→ THE REQUEST: Copy out the listing below line for line with no changes, leaving out the pictures.

→ THE INPUT:

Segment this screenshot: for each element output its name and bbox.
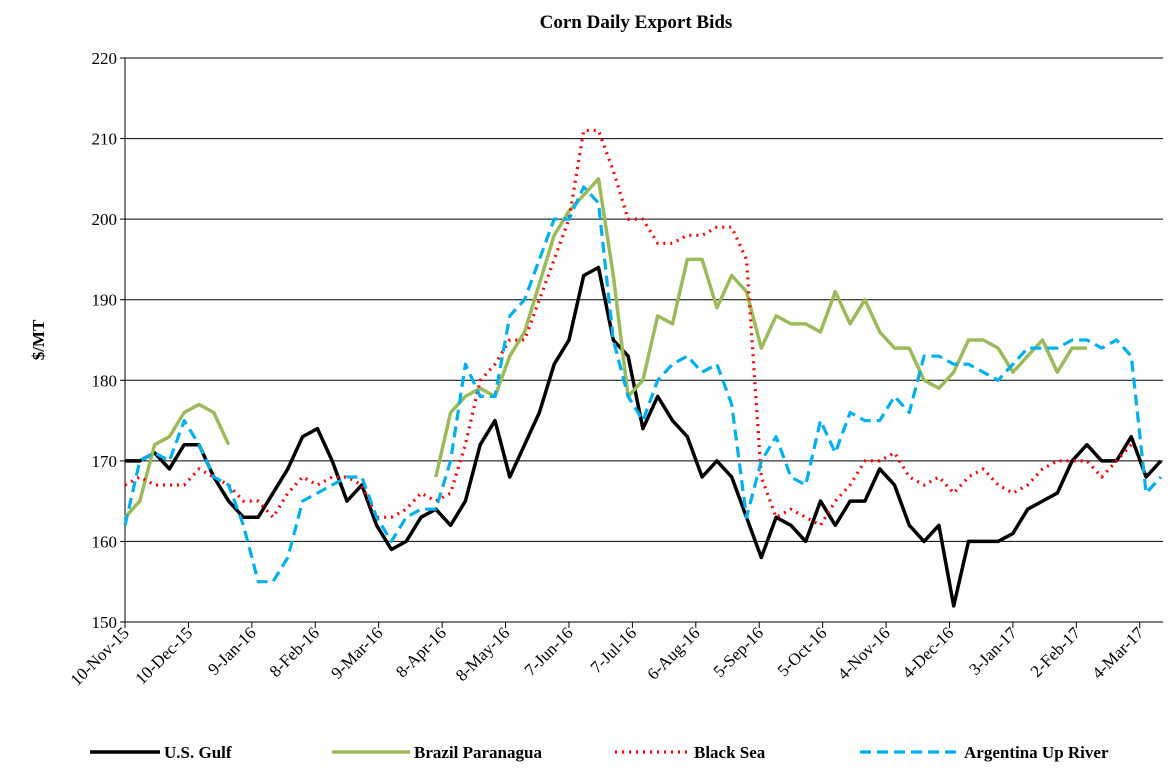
x-tick-label: 10-Nov-15 bbox=[67, 623, 133, 689]
y-axis-label: $/MT bbox=[29, 319, 48, 360]
y-tick-label: 200 bbox=[92, 210, 118, 229]
chart-title: Corn Daily Export Bids bbox=[540, 12, 733, 33]
x-tick-label: 9-Jan-16 bbox=[204, 623, 259, 678]
x-tick-label: 2-Feb-17 bbox=[1027, 623, 1085, 681]
y-tick-label: 220 bbox=[92, 49, 118, 68]
x-tick-label: 5-Sep-16 bbox=[710, 623, 768, 681]
x-tick-label: 9-Mar-16 bbox=[327, 623, 386, 682]
x-tick-label: 7-Jun-16 bbox=[521, 623, 577, 679]
x-tick-label: 4-Dec-16 bbox=[898, 623, 957, 682]
y-tick-label: 210 bbox=[92, 130, 118, 149]
y-tick-label: 170 bbox=[92, 452, 118, 471]
series-line bbox=[124, 128, 1133, 527]
x-tick-label: 4-Nov-16 bbox=[834, 623, 894, 683]
x-tick-label: 8-May-16 bbox=[452, 623, 514, 685]
y-tick-label: 190 bbox=[92, 291, 118, 310]
series-line bbox=[123, 185, 1163, 584]
legend-label: Black Sea bbox=[694, 743, 766, 762]
x-tick-label: 7-Jul-16 bbox=[587, 623, 641, 677]
y-tick-label: 160 bbox=[92, 532, 118, 551]
legend-label: Brazil Paranagua bbox=[414, 743, 542, 762]
x-tick-label: 5-Oct-16 bbox=[774, 623, 831, 680]
legend-label: Argentina Up River bbox=[964, 743, 1109, 762]
x-tick-label: 4-Mar-17 bbox=[1088, 623, 1148, 683]
y-tick-label: 150 bbox=[92, 613, 118, 632]
legend-label: U.S. Gulf bbox=[164, 743, 232, 762]
x-tick-label: 6-Aug-16 bbox=[643, 623, 703, 683]
y-tick-label: 180 bbox=[92, 371, 118, 390]
x-tick-label: 3-Jan-17 bbox=[965, 623, 1021, 679]
x-tick-label: 10-Dec-15 bbox=[131, 623, 196, 688]
x-tick-label: 8-Apr-16 bbox=[392, 623, 450, 681]
series-line bbox=[123, 177, 1087, 519]
x-tick-label: 8-Feb-16 bbox=[266, 623, 324, 681]
series-line bbox=[125, 265, 1163, 608]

→ EXERCISE RESULT:
Segment this screenshot: for each element output its name and bbox.
x-tick-label: 10-Nov-15 bbox=[67, 623, 133, 689]
y-axis-label: $/MT bbox=[29, 319, 48, 360]
y-tick-label: 200 bbox=[92, 210, 118, 229]
chart-title: Corn Daily Export Bids bbox=[540, 12, 733, 33]
x-tick-label: 9-Jan-16 bbox=[204, 623, 259, 678]
x-tick-label: 2-Feb-17 bbox=[1027, 623, 1085, 681]
y-tick-label: 220 bbox=[92, 49, 118, 68]
x-tick-label: 5-Sep-16 bbox=[710, 623, 768, 681]
x-tick-label: 9-Mar-16 bbox=[327, 623, 386, 682]
x-tick-label: 7-Jun-16 bbox=[521, 623, 577, 679]
x-tick-label: 4-Dec-16 bbox=[898, 623, 957, 682]
y-tick-label: 210 bbox=[92, 130, 118, 149]
y-tick-label: 170 bbox=[92, 452, 118, 471]
series-line bbox=[124, 128, 1133, 527]
x-tick-label: 4-Nov-16 bbox=[834, 623, 894, 683]
x-tick-label: 8-May-16 bbox=[452, 623, 514, 685]
y-tick-label: 190 bbox=[92, 291, 118, 310]
series-line bbox=[123, 185, 1163, 584]
legend-label: Black Sea bbox=[694, 743, 766, 762]
x-tick-label: 7-Jul-16 bbox=[587, 623, 641, 677]
y-tick-label: 160 bbox=[92, 532, 118, 551]
legend-label: Brazil Paranagua bbox=[414, 743, 542, 762]
x-tick-label: 5-Oct-16 bbox=[774, 623, 831, 680]
legend-label: Argentina Up River bbox=[964, 743, 1109, 762]
x-tick-label: 4-Mar-17 bbox=[1088, 623, 1148, 683]
y-tick-label: 150 bbox=[92, 613, 118, 632]
legend-label: U.S. Gulf bbox=[164, 743, 232, 762]
x-tick-label: 6-Aug-16 bbox=[643, 623, 703, 683]
y-tick-label: 180 bbox=[92, 371, 118, 390]
x-tick-label: 3-Jan-17 bbox=[965, 623, 1021, 679]
x-tick-label: 10-Dec-15 bbox=[131, 623, 196, 688]
x-tick-label: 8-Apr-16 bbox=[392, 623, 450, 681]
series-line bbox=[123, 177, 1087, 519]
x-tick-label: 8-Feb-16 bbox=[266, 623, 324, 681]
series-line bbox=[125, 265, 1163, 608]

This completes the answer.